(Extracted data entries)
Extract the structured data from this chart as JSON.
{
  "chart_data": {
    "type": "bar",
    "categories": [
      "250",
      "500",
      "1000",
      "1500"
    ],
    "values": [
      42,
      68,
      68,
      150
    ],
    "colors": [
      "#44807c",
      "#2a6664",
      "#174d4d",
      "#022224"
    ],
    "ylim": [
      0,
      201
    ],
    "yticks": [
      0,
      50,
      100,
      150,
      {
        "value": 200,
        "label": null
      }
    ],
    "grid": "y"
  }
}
==
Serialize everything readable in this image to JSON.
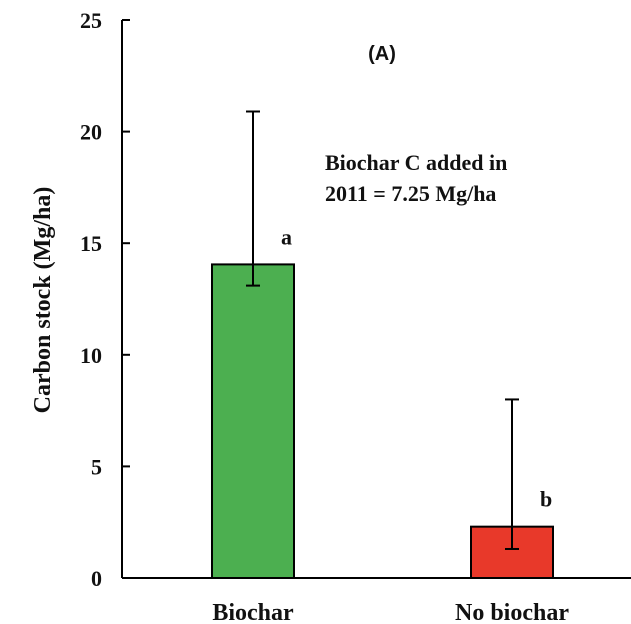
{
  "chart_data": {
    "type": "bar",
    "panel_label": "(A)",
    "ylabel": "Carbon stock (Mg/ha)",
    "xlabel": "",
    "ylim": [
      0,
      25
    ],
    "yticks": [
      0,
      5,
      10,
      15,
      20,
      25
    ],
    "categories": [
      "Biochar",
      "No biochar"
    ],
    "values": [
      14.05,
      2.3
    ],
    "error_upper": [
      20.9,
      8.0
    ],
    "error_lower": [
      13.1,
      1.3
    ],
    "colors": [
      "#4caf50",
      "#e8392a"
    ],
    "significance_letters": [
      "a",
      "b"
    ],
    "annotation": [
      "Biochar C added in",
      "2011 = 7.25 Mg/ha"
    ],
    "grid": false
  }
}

TASK TO CARRY OUT:
Copy all the lines above that hold the string "JSON".

SOLUTION BELOW:
Extract the structured data from this chart as JSON.
Serialize everything readable in this image to JSON.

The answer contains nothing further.